▶ _Lectura_:
■ ■ ■ ■ ■

Asimismo, la práctica de la religión
incrementa la dignidad humana; primero, porque acepta racionalmente
el origen divino de ella misma; segundo, porque nos anima a tratarnos
a nosotros mismos y a los demás
como personas trascendentalmente
dignas y, por lo mismo, admirables
y amables en y por sí mismos; tercero, porque convertida la religión en
arte sacro ritual, la dignidad humana es asimilada a la dignidad divina
de la Palabra hecha carne; cuarto, la
religión nos induce a entendernos
como criaturas; quinto, nos inclina
a entender la unidad del universo y
todo lo que en él es y existe; si bien
no nos es posible conocer por la vía
científica su pasmosa dinámica de
transformación continua; por ello,
llama caótico a lo que nuestra razón
no alcanza a comprender del universo, aunque esté sujeto a la acción del
orden providencial perfectamente
libre, coherente, y que ignora el reposo en su sinergia.
En su obra El cristiano y la teología, Nikolaus Monzel cita a Söderblom
con estas palabras: “La persona de
Cristo significa para el Cristianismo
lo mismo que representan la Doctrina para el Budismo y el Corán para
el Islam.” De esto se infiere que el
fundador del Cristianismo no es sólo,
al igual que otros homines religiosi
un personaje iluminado, portador de
antiguas verdades salvíficas o de revelaciones divinas –Buda o Mahoma–,
sino que él mismo es Dios; él es la
palabra. Lo anterior quiere decir
que, en el Cristianismo, no es posible
en absoluto separar la doctrina de su
fundador; y de ahí que sea en esta
religión donde la dignidad humana
alcanza su plenitud, si las obras están
acordadas a su doctrina de vida eterna: “amaos los unos a los otros como
yo os he amado”; allí, y sólo allí, es
donde la dignidad humana se trasfigura en evocación de la divina perfección, que creó al hombre a su
imagen y semejanza. Esto nunca
debe interpretarse en el sentido de
que sólo en el Cristianismo puede
alcanzar su plenitud la dignidad humana, pues es verdad que “el que no
está contra vosotros está por vosotros” (Lc. 9, 50); y que el Espíritu
Santo sopla donde quiere y en quien
quiere. Ignorar esto es pura presunción de sabiduría.

■ ■ ■ ■ ■

▶ _Datos_:

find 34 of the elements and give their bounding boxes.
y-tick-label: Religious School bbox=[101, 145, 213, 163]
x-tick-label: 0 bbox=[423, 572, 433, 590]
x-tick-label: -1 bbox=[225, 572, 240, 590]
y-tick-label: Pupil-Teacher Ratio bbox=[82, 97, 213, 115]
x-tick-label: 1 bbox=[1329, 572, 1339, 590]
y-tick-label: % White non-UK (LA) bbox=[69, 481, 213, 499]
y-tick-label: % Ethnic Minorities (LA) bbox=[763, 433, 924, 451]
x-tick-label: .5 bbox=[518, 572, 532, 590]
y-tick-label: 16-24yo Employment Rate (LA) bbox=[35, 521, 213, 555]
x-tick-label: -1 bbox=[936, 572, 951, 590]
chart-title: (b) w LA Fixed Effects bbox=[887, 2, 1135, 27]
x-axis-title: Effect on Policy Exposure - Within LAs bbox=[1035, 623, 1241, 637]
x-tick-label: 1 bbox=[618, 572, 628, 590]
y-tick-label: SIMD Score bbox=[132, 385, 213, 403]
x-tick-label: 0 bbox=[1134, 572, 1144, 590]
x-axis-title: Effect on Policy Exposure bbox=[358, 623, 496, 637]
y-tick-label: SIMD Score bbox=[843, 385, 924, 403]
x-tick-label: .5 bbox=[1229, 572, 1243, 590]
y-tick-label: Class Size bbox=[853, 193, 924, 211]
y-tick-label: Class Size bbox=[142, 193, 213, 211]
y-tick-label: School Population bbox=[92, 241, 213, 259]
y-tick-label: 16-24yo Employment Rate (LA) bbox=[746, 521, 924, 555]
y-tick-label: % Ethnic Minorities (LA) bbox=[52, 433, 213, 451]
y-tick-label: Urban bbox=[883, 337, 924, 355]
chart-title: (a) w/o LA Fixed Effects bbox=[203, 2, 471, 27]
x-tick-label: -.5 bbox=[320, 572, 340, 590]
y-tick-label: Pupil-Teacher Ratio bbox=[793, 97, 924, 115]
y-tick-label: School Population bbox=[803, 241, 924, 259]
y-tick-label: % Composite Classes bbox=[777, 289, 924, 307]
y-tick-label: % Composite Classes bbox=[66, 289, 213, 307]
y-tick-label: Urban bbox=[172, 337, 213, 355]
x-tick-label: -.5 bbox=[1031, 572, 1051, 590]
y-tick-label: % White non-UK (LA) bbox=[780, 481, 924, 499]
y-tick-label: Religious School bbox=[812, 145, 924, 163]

■ ■ ■ ■ ■

▶ _Tarea propuesta_:
Responde brevemente estas tres preguntas sobre la lectura:
1. ¿En qué se convierte la religión para que la dignidad humana sea asimilada a la dignidad divina de la Palabra hecha carne?
2. ¿A quién cita Nikolaus Monzel en su obra El cristiano y la teología?
3. ¿Qué referencia bíblica acompaña la frase "el que no está contra vosotros está por vosotros"?

▶ _Tarea resuelta_:
1. En arte sacro ritual.
2. A Söderblom.
3. Lc. 9, 50.